*** Dataset excerpts ***
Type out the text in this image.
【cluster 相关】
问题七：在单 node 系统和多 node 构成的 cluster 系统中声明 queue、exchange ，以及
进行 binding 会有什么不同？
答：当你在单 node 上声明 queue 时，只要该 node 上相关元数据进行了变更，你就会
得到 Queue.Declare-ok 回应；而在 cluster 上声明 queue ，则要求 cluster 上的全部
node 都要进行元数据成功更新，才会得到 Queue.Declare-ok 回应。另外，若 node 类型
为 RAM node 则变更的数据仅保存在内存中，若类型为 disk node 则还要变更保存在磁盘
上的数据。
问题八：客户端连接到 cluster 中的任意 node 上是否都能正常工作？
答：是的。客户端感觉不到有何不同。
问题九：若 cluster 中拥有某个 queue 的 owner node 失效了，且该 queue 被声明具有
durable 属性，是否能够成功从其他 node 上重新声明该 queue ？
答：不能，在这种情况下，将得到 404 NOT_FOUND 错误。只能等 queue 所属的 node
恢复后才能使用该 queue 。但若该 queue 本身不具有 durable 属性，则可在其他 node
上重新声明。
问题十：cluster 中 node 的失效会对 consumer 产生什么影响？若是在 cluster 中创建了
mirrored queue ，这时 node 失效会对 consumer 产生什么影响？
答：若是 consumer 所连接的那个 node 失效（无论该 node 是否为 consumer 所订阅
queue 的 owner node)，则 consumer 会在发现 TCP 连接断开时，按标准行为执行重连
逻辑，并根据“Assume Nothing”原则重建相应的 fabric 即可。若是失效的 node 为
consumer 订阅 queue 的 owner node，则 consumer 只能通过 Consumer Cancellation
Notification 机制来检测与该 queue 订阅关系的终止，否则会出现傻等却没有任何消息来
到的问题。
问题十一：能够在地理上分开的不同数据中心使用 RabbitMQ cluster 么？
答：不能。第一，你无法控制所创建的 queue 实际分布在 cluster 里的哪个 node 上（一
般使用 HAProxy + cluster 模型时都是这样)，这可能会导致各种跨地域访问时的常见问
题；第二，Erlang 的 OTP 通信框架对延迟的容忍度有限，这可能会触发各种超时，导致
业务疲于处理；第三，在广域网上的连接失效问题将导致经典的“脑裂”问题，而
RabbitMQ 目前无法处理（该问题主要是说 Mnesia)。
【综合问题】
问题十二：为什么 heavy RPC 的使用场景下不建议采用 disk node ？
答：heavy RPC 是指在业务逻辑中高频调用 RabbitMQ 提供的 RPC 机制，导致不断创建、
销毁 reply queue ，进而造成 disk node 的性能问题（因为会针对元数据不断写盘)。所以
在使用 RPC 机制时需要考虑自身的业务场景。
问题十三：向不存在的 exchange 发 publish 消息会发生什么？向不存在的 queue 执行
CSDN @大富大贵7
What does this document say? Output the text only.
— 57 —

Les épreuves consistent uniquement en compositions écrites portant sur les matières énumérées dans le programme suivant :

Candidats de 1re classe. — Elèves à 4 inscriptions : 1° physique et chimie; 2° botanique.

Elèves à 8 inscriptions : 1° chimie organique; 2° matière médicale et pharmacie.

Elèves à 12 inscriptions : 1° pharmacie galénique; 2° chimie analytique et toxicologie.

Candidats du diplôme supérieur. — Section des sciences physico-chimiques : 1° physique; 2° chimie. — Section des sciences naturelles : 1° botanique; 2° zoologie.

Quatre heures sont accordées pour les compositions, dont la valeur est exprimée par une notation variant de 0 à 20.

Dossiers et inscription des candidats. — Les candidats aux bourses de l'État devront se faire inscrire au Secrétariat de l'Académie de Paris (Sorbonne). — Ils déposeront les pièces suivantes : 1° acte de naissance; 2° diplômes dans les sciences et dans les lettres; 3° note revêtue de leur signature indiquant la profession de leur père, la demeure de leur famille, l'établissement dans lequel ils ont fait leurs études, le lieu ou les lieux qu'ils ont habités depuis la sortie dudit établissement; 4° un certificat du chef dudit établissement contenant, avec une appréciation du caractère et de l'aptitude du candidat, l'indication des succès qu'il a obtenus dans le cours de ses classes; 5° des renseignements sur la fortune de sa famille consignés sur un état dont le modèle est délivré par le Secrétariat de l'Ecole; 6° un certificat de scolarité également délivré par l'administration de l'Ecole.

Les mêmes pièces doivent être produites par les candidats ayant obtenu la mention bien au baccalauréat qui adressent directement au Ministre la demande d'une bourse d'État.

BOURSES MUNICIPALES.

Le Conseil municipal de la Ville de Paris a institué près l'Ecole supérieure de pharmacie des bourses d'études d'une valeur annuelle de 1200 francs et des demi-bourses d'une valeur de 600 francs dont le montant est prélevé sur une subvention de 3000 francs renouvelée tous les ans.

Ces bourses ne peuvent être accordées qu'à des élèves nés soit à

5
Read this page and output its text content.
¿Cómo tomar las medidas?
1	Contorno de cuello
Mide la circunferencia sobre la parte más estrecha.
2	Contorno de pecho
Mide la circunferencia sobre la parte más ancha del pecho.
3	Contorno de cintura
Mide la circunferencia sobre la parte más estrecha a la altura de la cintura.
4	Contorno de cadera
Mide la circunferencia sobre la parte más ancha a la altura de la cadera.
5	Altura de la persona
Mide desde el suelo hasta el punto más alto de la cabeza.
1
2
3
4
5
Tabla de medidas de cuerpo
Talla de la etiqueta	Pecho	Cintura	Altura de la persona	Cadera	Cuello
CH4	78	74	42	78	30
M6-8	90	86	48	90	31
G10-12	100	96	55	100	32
***
◆ **What is required**:
Identify each line containing the string "circunferencia" and copy it out.

◆ **Solved exercise**:
Mide la circunferencia sobre la parte más estrecha.
Mide la circunferencia sobre la parte más ancha del pecho.
Mide la circunferencia sobre la parte más estrecha a la altura de la cintura.
Mide la circunferencia sobre la parte más ancha a la altura de la cadera.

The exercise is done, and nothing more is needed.